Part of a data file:
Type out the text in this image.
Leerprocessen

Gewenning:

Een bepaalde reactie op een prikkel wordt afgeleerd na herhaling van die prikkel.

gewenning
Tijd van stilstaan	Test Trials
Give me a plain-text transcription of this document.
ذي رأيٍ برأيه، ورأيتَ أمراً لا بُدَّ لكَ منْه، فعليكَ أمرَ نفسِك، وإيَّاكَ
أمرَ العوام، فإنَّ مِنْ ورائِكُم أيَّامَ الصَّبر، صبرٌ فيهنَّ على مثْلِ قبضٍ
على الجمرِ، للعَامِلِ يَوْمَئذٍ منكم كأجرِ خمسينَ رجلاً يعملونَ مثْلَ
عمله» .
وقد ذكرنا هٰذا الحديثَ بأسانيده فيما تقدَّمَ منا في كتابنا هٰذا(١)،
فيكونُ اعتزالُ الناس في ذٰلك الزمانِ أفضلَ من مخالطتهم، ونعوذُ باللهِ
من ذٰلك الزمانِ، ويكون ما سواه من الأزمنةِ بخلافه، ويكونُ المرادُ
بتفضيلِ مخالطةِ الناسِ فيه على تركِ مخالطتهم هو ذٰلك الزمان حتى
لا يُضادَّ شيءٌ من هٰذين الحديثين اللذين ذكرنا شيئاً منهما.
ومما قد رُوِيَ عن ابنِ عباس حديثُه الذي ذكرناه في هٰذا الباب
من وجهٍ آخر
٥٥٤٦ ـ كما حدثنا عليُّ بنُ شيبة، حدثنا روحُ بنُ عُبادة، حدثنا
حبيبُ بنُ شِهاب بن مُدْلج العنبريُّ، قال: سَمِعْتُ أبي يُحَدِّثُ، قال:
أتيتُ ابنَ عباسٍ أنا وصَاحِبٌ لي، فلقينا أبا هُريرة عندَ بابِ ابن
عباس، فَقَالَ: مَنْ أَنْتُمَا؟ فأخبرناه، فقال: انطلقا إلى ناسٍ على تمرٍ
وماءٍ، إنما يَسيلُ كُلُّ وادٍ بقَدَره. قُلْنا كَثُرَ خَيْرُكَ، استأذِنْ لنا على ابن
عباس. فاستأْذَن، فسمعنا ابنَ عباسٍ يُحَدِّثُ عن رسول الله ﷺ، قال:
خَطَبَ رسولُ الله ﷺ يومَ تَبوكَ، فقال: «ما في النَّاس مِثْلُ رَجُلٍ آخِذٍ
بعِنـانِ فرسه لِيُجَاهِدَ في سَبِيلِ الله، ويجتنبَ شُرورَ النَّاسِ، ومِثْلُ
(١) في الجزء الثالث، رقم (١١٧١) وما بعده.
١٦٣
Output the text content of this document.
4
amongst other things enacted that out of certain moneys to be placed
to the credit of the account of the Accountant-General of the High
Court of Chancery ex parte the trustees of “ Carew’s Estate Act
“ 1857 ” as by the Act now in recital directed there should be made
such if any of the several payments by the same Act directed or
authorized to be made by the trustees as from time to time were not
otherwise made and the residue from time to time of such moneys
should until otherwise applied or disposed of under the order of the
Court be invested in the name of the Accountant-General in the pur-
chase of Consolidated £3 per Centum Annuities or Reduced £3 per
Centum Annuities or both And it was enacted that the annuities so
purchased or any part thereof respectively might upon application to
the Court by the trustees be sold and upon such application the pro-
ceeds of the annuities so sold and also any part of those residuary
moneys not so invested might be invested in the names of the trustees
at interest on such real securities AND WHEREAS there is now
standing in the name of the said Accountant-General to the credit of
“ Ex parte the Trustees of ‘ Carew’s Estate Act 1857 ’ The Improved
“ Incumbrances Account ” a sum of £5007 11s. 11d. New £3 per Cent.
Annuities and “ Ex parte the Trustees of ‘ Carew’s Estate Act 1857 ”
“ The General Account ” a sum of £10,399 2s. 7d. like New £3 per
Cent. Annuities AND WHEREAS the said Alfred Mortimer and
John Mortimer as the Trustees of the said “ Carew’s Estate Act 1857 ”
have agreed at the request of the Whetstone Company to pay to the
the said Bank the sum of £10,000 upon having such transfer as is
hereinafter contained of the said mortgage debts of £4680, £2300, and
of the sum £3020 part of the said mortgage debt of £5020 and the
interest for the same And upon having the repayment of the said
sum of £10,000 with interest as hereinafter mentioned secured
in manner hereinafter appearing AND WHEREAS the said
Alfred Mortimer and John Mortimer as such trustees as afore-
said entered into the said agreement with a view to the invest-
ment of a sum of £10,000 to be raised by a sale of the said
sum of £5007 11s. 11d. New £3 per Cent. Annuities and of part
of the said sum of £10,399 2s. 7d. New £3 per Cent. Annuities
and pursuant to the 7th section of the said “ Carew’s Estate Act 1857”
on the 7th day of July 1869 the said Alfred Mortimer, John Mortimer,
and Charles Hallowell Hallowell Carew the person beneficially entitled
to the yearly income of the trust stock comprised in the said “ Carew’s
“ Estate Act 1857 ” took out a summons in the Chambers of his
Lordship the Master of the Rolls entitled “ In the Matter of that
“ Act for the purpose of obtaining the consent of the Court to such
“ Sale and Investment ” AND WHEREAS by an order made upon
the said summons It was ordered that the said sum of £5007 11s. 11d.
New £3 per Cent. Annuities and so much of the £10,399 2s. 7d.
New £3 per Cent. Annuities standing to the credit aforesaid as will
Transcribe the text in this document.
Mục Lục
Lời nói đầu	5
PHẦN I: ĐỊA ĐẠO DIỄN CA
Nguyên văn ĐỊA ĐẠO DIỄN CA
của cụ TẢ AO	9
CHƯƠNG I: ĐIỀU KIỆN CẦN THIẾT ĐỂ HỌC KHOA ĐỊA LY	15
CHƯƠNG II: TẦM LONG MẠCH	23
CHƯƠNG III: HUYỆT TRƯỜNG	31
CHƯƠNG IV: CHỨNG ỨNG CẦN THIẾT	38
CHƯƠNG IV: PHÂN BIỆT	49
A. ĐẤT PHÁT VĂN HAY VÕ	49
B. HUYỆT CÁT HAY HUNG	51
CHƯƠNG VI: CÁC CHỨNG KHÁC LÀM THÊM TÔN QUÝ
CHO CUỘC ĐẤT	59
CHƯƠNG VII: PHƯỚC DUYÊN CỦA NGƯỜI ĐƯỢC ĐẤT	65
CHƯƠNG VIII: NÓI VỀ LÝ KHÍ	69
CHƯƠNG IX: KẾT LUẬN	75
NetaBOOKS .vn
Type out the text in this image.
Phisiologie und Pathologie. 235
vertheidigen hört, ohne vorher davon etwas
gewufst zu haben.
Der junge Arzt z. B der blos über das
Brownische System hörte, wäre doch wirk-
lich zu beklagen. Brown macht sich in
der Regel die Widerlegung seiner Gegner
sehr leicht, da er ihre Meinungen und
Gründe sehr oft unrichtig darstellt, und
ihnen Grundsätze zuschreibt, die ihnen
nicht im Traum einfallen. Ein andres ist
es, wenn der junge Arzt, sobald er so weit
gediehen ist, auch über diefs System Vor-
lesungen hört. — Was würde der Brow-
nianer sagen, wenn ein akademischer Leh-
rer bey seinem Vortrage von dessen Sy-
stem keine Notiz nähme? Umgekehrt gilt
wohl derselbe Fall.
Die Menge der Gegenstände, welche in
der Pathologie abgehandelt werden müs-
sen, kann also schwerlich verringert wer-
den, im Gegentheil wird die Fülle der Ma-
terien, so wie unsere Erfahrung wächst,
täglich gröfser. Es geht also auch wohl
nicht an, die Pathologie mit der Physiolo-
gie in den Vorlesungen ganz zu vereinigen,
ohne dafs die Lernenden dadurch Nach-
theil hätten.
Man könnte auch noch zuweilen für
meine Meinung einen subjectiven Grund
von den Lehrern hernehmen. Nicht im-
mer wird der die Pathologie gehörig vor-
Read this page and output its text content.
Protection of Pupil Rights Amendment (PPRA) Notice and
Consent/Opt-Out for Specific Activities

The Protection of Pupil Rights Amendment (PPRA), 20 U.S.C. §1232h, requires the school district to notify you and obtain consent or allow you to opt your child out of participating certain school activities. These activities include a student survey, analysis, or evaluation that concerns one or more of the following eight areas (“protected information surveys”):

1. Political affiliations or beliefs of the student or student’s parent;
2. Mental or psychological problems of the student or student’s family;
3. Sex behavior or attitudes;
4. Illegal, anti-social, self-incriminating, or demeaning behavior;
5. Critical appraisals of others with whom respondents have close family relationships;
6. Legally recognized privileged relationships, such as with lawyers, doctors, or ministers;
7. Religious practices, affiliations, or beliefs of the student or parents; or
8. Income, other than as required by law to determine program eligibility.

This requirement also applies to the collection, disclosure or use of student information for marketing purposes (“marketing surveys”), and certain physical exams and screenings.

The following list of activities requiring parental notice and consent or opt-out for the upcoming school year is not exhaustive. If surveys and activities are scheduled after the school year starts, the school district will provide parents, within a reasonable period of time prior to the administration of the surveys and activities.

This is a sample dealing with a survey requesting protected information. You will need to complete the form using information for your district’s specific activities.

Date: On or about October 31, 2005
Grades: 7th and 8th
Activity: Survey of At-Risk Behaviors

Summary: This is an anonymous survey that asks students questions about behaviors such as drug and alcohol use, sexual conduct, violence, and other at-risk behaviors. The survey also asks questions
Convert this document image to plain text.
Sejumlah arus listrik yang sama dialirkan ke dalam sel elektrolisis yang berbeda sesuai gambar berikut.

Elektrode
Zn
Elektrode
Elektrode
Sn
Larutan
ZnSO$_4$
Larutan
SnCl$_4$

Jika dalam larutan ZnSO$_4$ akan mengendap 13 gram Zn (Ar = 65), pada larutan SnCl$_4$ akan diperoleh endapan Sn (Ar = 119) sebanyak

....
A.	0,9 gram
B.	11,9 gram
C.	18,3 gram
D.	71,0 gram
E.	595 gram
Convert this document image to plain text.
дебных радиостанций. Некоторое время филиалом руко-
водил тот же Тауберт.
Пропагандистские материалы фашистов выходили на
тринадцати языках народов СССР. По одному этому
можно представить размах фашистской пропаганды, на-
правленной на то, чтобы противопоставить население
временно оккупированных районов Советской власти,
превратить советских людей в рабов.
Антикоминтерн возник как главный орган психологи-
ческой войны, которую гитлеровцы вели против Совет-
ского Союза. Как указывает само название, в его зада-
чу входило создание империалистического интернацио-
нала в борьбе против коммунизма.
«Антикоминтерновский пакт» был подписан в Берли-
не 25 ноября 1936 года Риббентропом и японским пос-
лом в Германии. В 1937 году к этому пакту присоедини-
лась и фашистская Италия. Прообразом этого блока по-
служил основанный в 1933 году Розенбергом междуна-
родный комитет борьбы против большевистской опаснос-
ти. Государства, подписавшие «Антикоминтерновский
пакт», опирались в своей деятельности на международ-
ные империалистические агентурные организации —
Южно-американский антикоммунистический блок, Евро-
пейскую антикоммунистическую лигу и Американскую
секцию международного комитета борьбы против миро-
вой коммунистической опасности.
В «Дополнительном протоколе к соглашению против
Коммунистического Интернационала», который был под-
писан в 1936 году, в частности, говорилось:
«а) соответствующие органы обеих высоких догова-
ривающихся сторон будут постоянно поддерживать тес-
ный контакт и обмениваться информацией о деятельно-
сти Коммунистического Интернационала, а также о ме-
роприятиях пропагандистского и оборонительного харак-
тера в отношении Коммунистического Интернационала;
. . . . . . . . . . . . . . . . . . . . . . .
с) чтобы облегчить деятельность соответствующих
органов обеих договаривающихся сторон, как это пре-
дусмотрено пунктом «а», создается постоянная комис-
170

**Task to carry out:** Report only the number of lines that hold the string "application" in this listing.

**Task result:** 2